Rewrite every line of the entries below as a numbered list, omitting blank lines and leaving the pictures out of the answer.

INPUT RECORDS -
++++
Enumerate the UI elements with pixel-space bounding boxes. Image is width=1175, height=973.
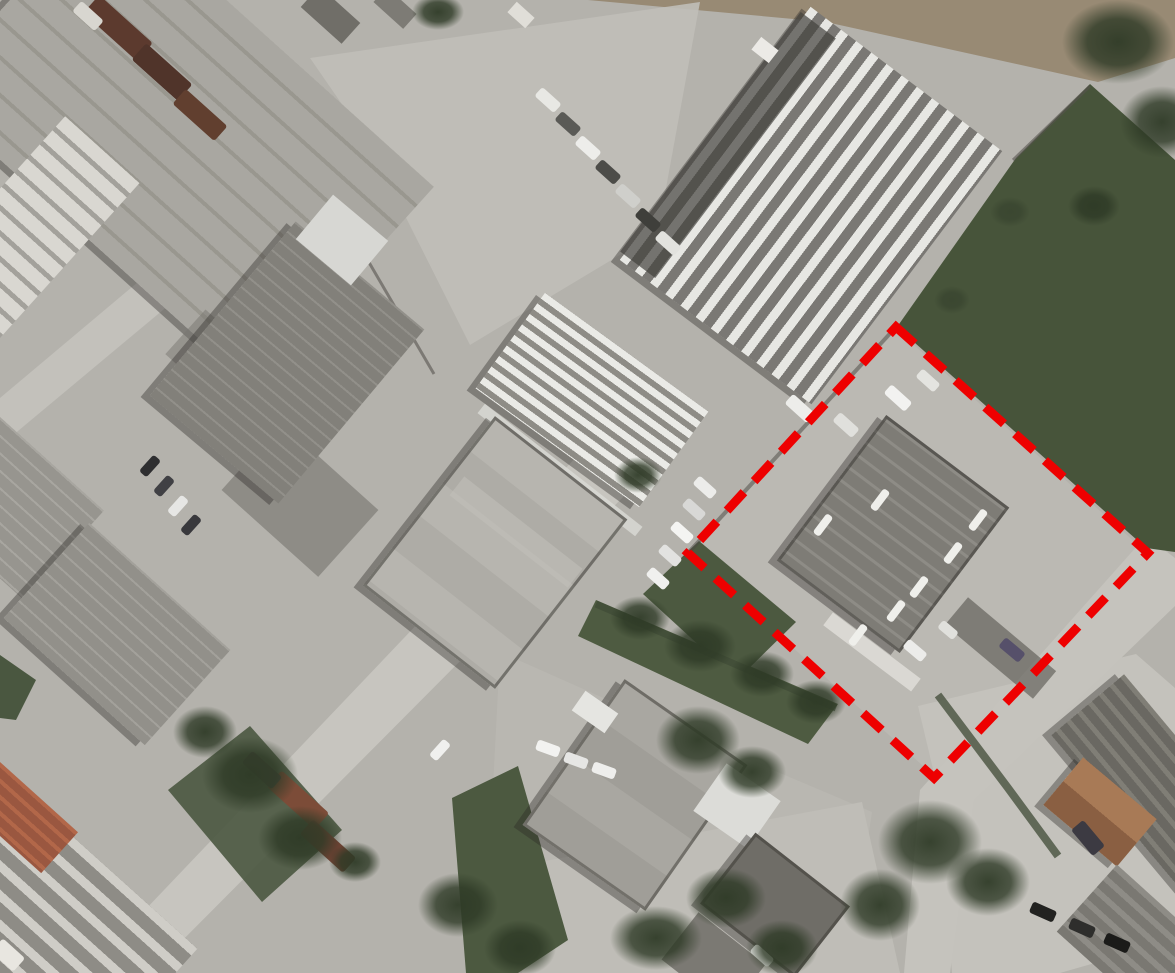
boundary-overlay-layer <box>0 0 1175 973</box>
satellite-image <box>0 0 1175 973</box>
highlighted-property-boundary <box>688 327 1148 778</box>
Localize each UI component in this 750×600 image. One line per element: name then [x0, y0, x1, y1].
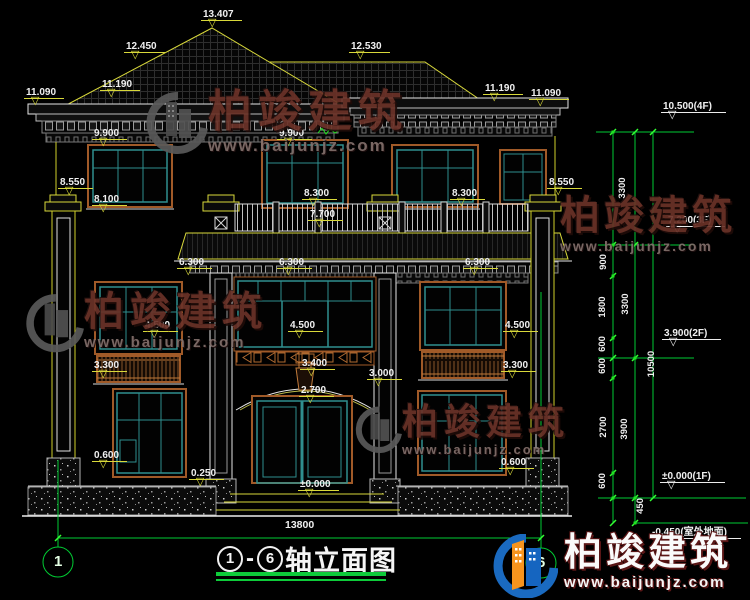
++++
SOLUTION -
1. Enumerate the UI elements with pixel-space bounding boxes. Image is width=1175, height=973.
2. boundary-overlay-layer <box>0 0 1175 973</box>
3. satellite-image <box>0 0 1175 973</box>
4. highlighted-property-boundary <box>688 327 1148 778</box>
5. Localize each UI component in this 750×600 image. One line per element: name then [x0, y0, x1, y1].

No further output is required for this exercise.